··· DATASET CONTENT ···

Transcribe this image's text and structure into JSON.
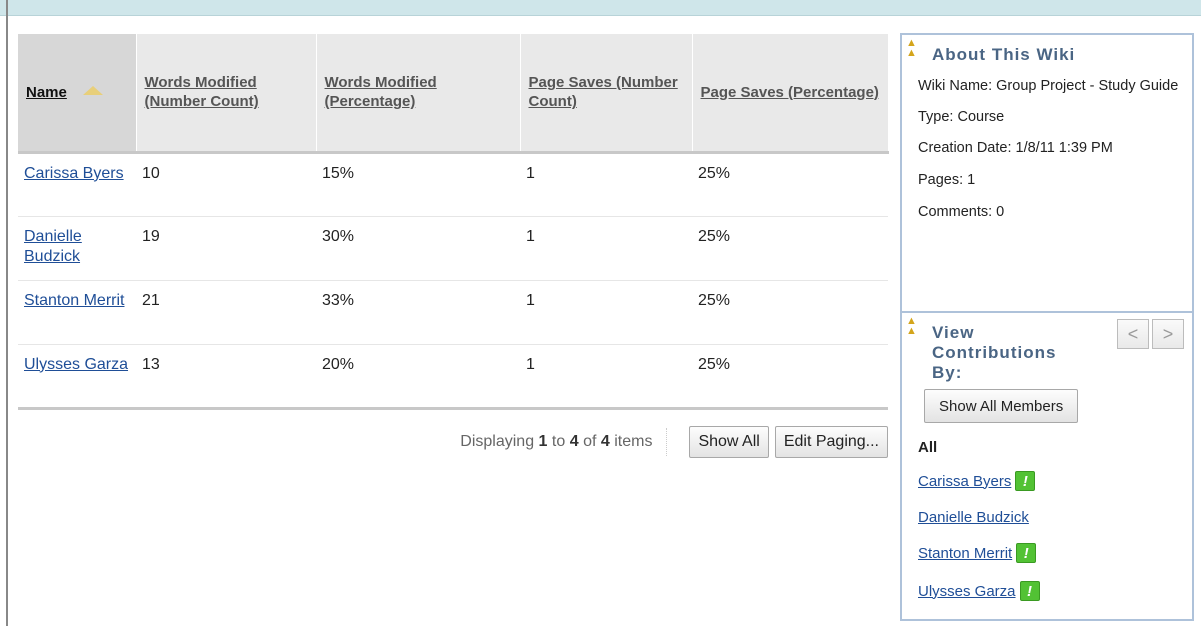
{
  "table": {
    "headers": [
      {
        "label": "Name"
      },
      {
        "label": "Words Modified (Number Count)"
      },
      {
        "label": "Words Modified (Percentage)"
      },
      {
        "label": "Page Saves (Number Count)"
      },
      {
        "label": "Page Saves (Percentage)"
      }
    ],
    "rows": [
      {
        "name": "Carissa Byers",
        "words_count": "10",
        "words_pct": "15%",
        "saves_count": "1",
        "saves_pct": "25%"
      },
      {
        "name": "Danielle Budzick",
        "words_count": "19",
        "words_pct": "30%",
        "saves_count": "1",
        "saves_pct": "25%"
      },
      {
        "name": "Stanton Merrit",
        "words_count": "21",
        "words_pct": "33%",
        "saves_count": "1",
        "saves_pct": "25%"
      },
      {
        "name": "Ulysses Garza",
        "words_count": "13",
        "words_pct": "20%",
        "saves_count": "1",
        "saves_pct": "25%"
      }
    ]
  },
  "pager": {
    "displaying": "Displaying",
    "from": "1",
    "to_word": "to",
    "to": "4",
    "of_word": "of",
    "total": "4",
    "items_word": "items",
    "show_all": "Show All",
    "edit_paging": "Edit Paging..."
  },
  "about": {
    "title": "About This Wiki",
    "wiki_name": "Wiki Name: Group Project - Study Guide",
    "type": "Type: Course",
    "creation_date": "Creation Date: 1/8/11 1:39 PM",
    "pages": "Pages: 1",
    "comments": "Comments: 0"
  },
  "contributions": {
    "title": "View Contributions By:",
    "prev_glyph": "<",
    "next_glyph": ">",
    "show_all_members": "Show All Members",
    "all_label": "All",
    "members": [
      {
        "name": "Carissa Byers",
        "has_alert": true
      },
      {
        "name": "Danielle Budzick",
        "has_alert": false
      },
      {
        "name": "Stanton Merrit",
        "has_alert": true
      },
      {
        "name": "Ulysses Garza",
        "has_alert": true
      }
    ],
    "alert_glyph": "!"
  },
  "colors": {
    "header_bar": "#cfe6ea",
    "panel_border": "#aec2da",
    "panel_title": "#4a6584",
    "link": "#1f4e97",
    "alert_green": "#52c234"
  }
}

···

> SHORT PROBLEM
Without the pictures, copy the material exactly as given.

> CORRECT RESULT
Transcribe this image's text and structure into JSON.
{
  "table": {
    "headers": [
      {
        "label": "Name"
      },
      {
        "label": "Words Modified (Number Count)"
      },
      {
        "label": "Words Modified (Percentage)"
      },
      {
        "label": "Page Saves (Number Count)"
      },
      {
        "label": "Page Saves (Percentage)"
      }
    ],
    "rows": [
      {
        "name": "Carissa Byers",
        "words_count": "10",
        "words_pct": "15%",
        "saves_count": "1",
        "saves_pct": "25%"
      },
      {
        "name": "Danielle Budzick",
        "words_count": "19",
        "words_pct": "30%",
        "saves_count": "1",
        "saves_pct": "25%"
      },
      {
        "name": "Stanton Merrit",
        "words_count": "21",
        "words_pct": "33%",
        "saves_count": "1",
        "saves_pct": "25%"
      },
      {
        "name": "Ulysses Garza",
        "words_count": "13",
        "words_pct": "20%",
        "saves_count": "1",
        "saves_pct": "25%"
      }
    ]
  },
  "pager": {
    "displaying": "Displaying",
    "from": "1",
    "to_word": "to",
    "to": "4",
    "of_word": "of",
    "total": "4",
    "items_word": "items",
    "show_all": "Show All",
    "edit_paging": "Edit Paging..."
  },
  "about": {
    "title": "About This Wiki",
    "wiki_name": "Wiki Name: Group Project - Study Guide",
    "type": "Type: Course",
    "creation_date": "Creation Date: 1/8/11 1:39 PM",
    "pages": "Pages: 1",
    "comments": "Comments: 0"
  },
  "contributions": {
    "title": "View Contributions By:",
    "prev_glyph": "<",
    "next_glyph": ">",
    "show_all_members": "Show All Members",
    "all_label": "All",
    "members": [
      {
        "name": "Carissa Byers",
        "has_alert": true
      },
      {
        "name": "Danielle Budzick",
        "has_alert": false
      },
      {
        "name": "Stanton Merrit",
        "has_alert": true
      },
      {
        "name": "Ulysses Garza",
        "has_alert": true
      }
    ],
    "alert_glyph": "!"
  },
  "colors": {
    "header_bar": "#cfe6ea",
    "panel_border": "#aec2da",
    "panel_title": "#4a6584",
    "link": "#1f4e97",
    "alert_green": "#52c234"
  }
}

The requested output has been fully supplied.